┌────────

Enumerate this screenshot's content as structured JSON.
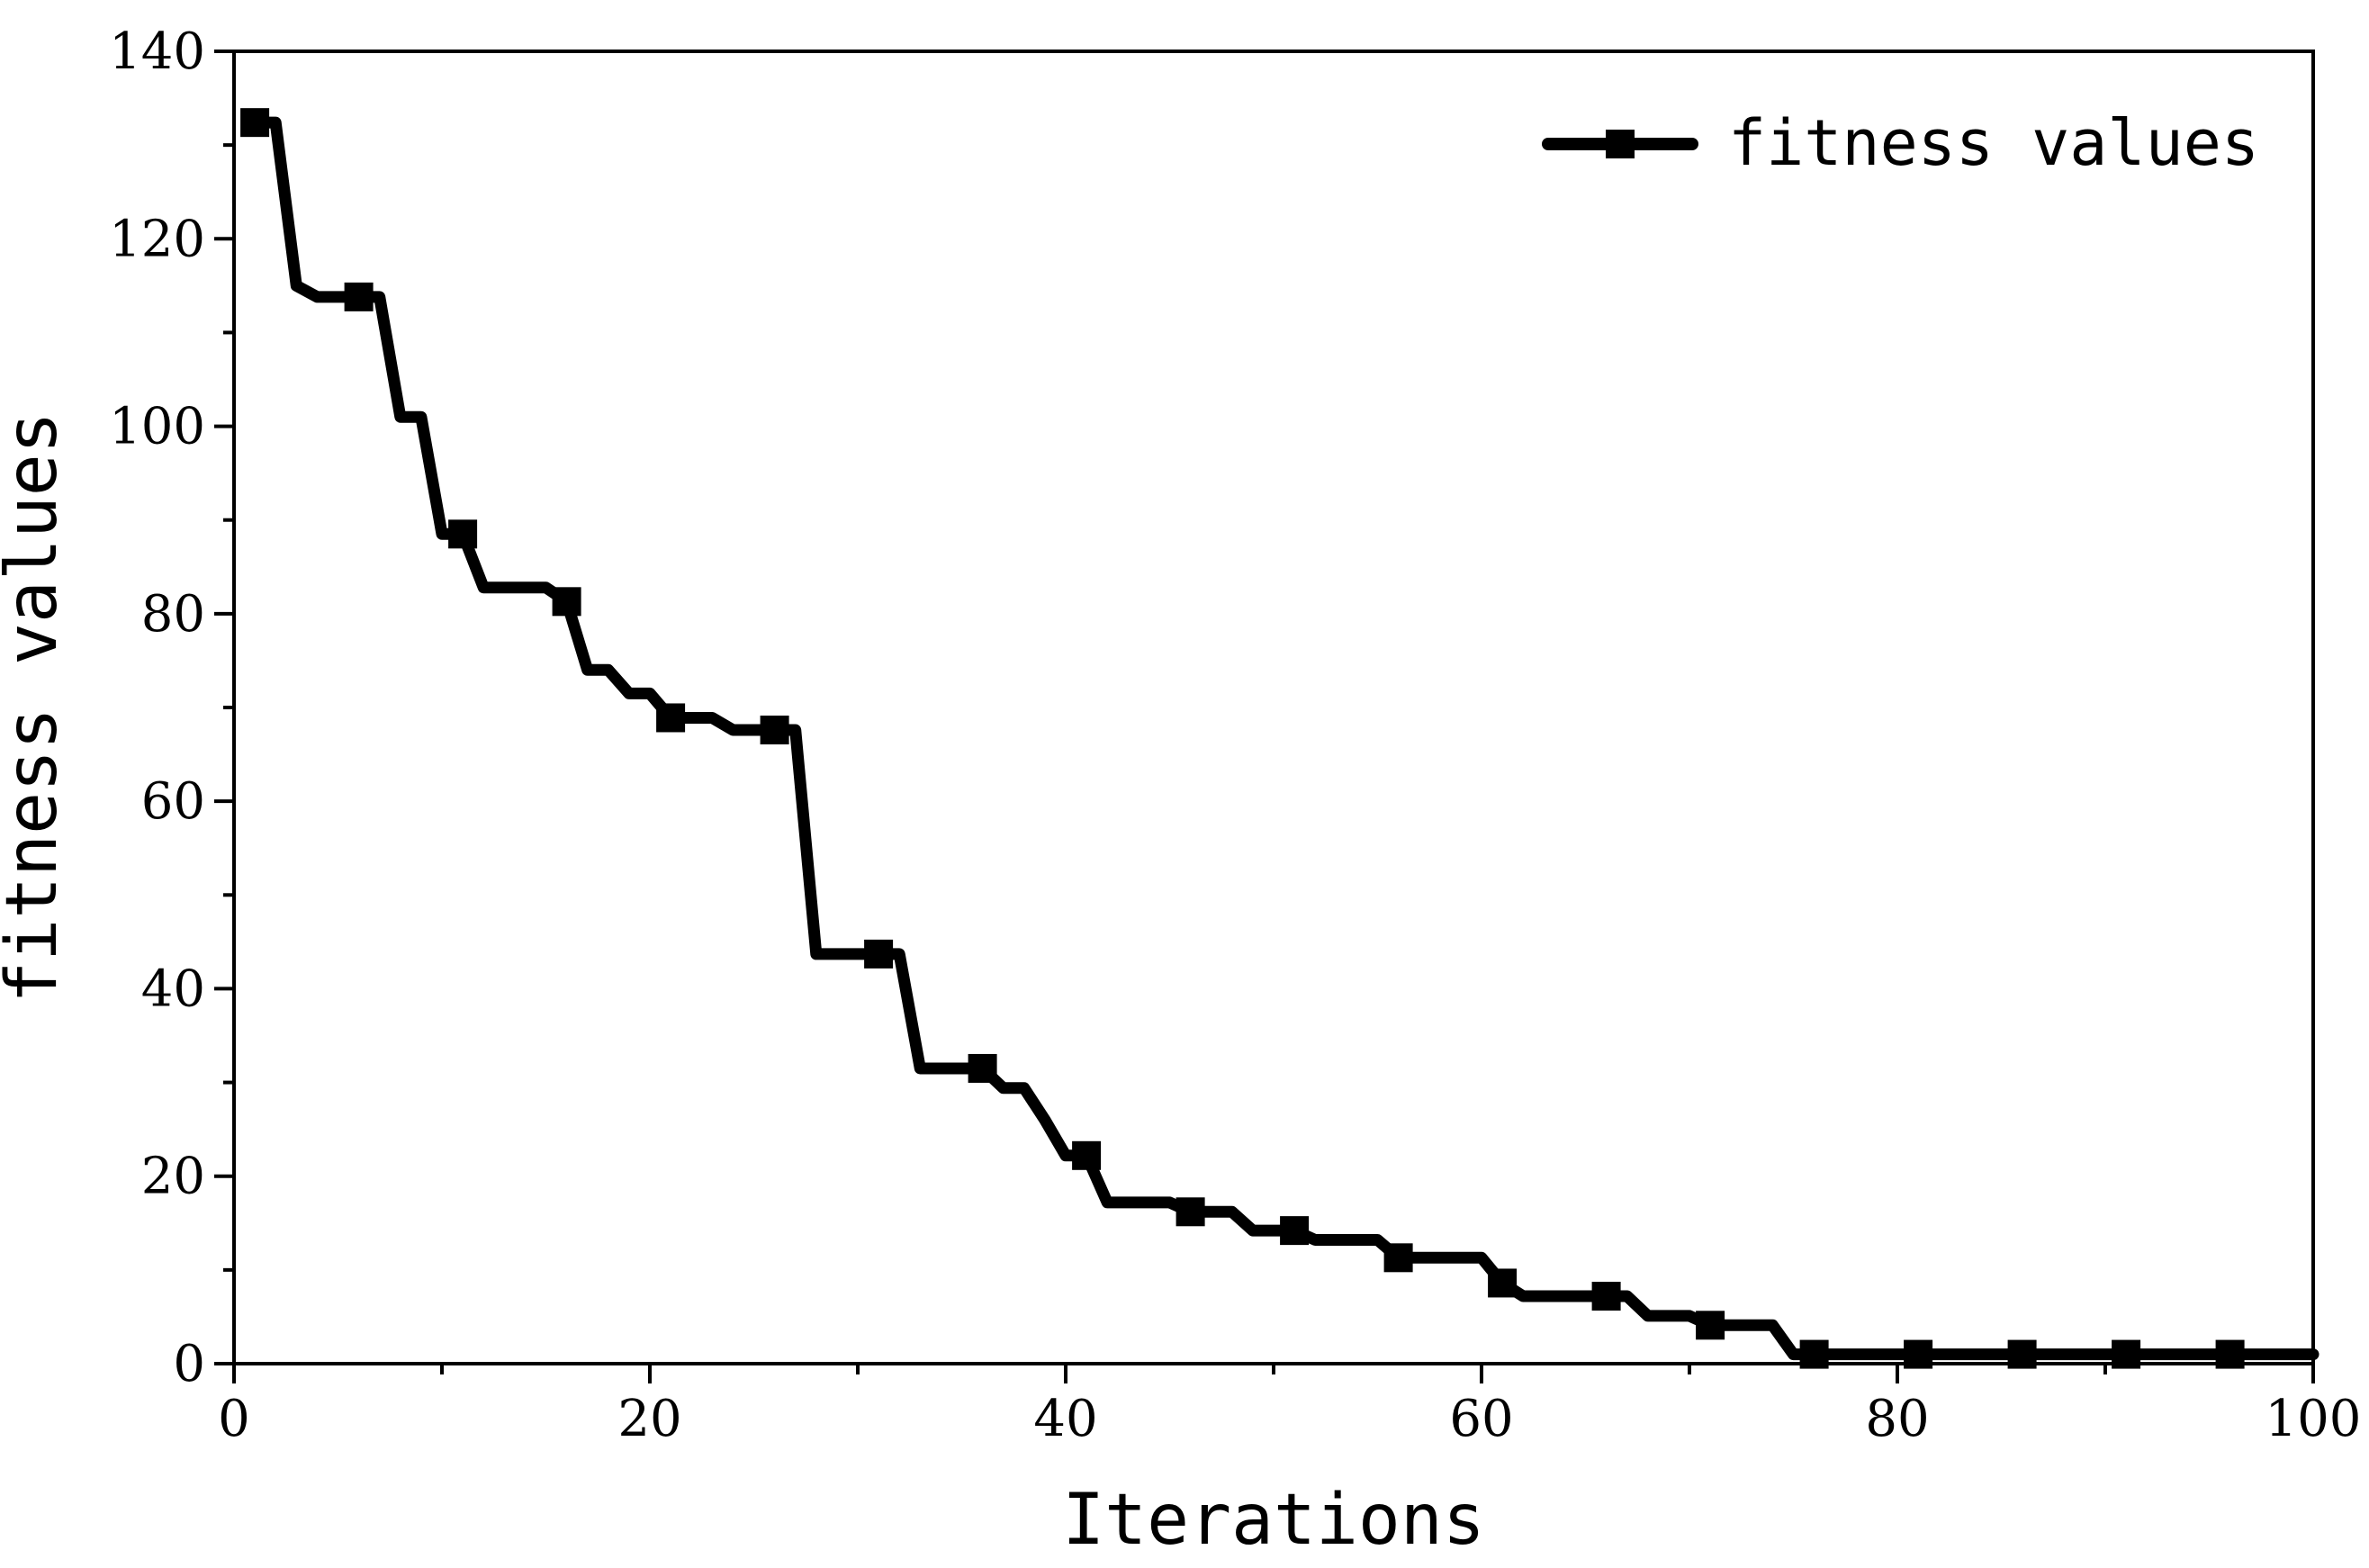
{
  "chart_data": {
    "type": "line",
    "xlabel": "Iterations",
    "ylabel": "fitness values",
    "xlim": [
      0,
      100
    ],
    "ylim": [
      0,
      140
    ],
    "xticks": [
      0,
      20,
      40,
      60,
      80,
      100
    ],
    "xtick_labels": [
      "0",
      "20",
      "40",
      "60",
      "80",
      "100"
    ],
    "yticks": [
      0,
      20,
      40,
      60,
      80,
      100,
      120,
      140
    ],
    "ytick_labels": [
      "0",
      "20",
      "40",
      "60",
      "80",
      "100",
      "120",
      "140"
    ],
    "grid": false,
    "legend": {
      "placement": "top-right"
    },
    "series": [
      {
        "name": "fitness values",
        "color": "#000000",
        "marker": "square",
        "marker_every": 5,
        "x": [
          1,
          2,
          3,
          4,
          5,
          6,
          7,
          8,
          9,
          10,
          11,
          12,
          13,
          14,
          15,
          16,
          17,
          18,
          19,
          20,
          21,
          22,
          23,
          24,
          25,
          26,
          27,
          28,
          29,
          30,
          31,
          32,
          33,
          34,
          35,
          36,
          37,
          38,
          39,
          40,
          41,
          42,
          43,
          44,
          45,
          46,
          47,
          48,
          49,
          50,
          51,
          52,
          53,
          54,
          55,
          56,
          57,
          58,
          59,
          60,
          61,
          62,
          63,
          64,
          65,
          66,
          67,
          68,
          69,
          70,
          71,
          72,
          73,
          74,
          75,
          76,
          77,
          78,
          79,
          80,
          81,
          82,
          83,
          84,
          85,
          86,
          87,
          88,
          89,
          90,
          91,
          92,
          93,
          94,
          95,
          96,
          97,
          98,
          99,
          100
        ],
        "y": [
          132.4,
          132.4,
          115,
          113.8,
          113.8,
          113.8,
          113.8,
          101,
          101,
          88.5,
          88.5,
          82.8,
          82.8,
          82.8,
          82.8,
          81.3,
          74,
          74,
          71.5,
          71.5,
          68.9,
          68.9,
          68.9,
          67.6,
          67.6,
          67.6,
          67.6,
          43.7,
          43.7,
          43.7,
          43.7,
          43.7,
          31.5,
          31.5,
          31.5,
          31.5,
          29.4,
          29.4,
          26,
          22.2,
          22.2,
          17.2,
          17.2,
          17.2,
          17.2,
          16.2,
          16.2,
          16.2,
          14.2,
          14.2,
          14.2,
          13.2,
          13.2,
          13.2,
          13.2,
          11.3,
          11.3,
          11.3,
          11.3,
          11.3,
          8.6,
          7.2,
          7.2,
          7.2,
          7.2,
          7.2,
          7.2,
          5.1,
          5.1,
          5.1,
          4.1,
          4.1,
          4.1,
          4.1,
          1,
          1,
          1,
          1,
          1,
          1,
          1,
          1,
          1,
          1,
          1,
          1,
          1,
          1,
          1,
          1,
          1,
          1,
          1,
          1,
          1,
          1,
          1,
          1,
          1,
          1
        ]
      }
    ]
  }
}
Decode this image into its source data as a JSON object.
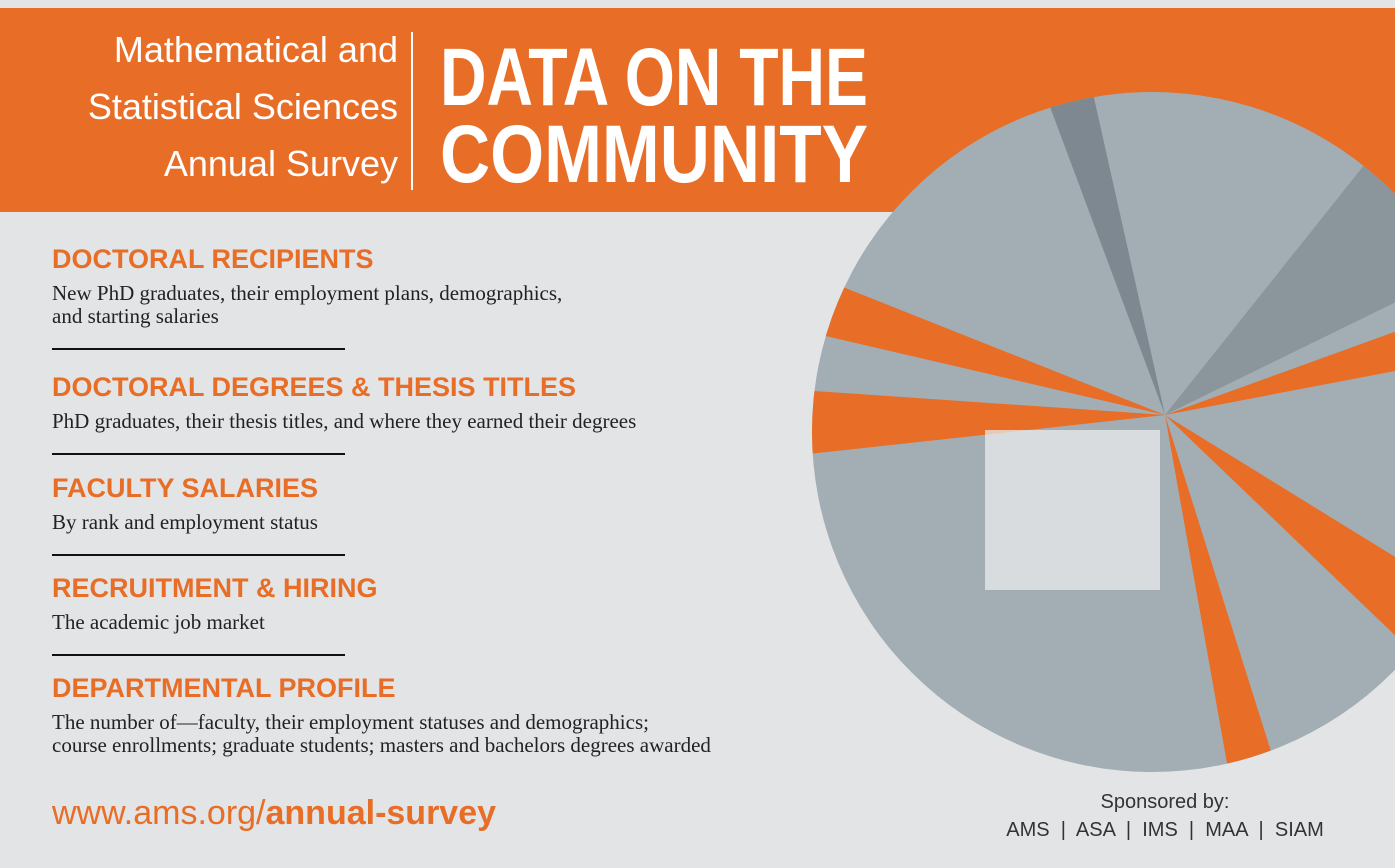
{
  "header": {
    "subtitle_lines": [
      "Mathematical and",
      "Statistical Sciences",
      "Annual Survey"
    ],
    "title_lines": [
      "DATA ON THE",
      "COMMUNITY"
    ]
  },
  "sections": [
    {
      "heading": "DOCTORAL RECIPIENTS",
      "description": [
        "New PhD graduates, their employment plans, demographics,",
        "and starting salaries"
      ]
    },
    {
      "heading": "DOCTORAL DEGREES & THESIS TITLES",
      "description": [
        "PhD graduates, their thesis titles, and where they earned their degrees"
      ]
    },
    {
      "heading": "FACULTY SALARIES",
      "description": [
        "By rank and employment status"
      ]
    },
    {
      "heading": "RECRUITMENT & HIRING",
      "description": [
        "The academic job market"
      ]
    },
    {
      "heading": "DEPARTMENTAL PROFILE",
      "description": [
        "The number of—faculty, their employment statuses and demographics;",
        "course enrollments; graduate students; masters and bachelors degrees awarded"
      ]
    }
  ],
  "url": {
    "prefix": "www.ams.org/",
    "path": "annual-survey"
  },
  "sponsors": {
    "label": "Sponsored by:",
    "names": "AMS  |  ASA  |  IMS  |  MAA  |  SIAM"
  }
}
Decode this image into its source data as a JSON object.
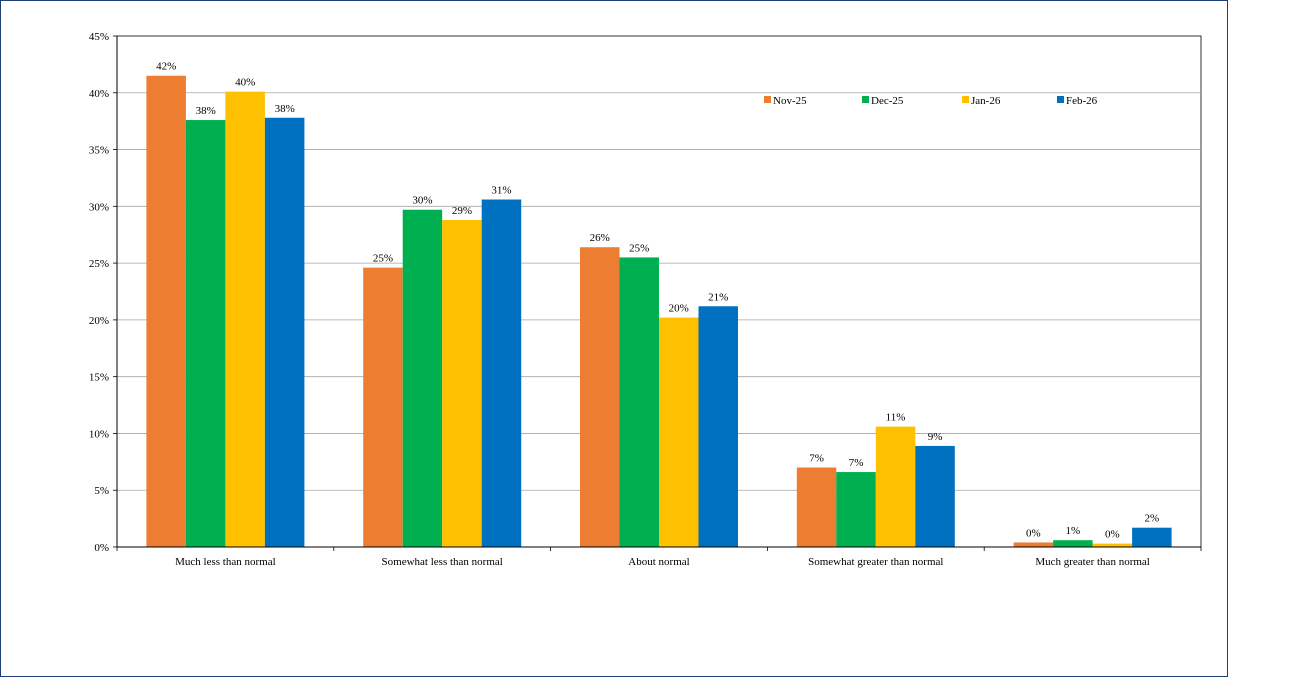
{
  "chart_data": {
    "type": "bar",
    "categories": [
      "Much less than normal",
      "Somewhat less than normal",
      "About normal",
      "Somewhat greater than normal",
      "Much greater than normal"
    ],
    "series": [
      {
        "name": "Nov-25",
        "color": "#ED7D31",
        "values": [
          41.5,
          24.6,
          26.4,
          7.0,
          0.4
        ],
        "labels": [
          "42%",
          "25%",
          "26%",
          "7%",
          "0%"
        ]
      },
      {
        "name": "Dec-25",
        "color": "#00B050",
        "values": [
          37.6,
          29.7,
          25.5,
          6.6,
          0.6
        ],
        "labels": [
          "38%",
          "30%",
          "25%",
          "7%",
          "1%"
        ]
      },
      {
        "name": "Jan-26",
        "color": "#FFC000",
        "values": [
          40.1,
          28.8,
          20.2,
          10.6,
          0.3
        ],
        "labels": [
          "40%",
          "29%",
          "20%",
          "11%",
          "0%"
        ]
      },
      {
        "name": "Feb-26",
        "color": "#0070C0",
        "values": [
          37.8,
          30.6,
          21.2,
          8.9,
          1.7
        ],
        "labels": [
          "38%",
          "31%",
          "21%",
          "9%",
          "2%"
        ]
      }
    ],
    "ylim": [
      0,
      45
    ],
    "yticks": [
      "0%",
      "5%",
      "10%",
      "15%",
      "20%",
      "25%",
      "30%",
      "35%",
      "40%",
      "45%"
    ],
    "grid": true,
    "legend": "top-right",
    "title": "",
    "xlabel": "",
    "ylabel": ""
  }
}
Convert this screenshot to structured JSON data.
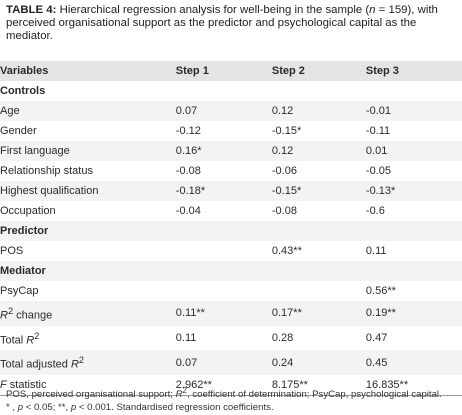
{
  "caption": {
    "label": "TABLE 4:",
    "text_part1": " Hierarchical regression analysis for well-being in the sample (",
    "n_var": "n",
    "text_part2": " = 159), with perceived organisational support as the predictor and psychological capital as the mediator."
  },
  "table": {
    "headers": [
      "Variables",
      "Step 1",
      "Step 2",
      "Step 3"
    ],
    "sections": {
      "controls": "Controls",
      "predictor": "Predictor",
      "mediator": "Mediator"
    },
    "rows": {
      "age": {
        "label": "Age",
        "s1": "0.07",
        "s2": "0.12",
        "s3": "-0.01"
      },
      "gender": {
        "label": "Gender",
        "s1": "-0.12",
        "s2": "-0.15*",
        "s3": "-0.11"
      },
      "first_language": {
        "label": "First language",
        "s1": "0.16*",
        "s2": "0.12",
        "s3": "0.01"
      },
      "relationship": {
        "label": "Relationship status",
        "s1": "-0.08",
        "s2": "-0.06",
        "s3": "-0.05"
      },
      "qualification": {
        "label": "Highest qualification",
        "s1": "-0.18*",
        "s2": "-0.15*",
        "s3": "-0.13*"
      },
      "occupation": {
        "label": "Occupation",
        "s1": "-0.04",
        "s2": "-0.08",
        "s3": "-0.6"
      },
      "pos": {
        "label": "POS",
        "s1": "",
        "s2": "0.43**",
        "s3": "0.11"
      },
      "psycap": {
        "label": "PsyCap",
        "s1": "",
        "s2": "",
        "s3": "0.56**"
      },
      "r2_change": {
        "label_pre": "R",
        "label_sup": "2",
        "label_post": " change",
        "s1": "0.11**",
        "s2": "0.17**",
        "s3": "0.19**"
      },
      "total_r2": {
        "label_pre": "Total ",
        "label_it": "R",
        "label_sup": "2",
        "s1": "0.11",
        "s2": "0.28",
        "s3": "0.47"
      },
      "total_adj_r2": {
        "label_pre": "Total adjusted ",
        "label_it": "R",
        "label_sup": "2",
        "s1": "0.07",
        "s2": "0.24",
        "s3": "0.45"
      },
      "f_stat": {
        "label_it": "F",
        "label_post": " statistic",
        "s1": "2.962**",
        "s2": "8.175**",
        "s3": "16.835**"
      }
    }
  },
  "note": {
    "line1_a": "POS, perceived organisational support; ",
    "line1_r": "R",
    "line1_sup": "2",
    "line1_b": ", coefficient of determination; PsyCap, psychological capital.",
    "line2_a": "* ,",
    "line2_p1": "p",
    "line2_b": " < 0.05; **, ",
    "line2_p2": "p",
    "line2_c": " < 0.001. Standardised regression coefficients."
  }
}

└────────

_TASK DESCRIPTION:_ In the entries above, how many lines contain the word "JSON"? Answer with the number only.

_WORKED ANSWER:_ 4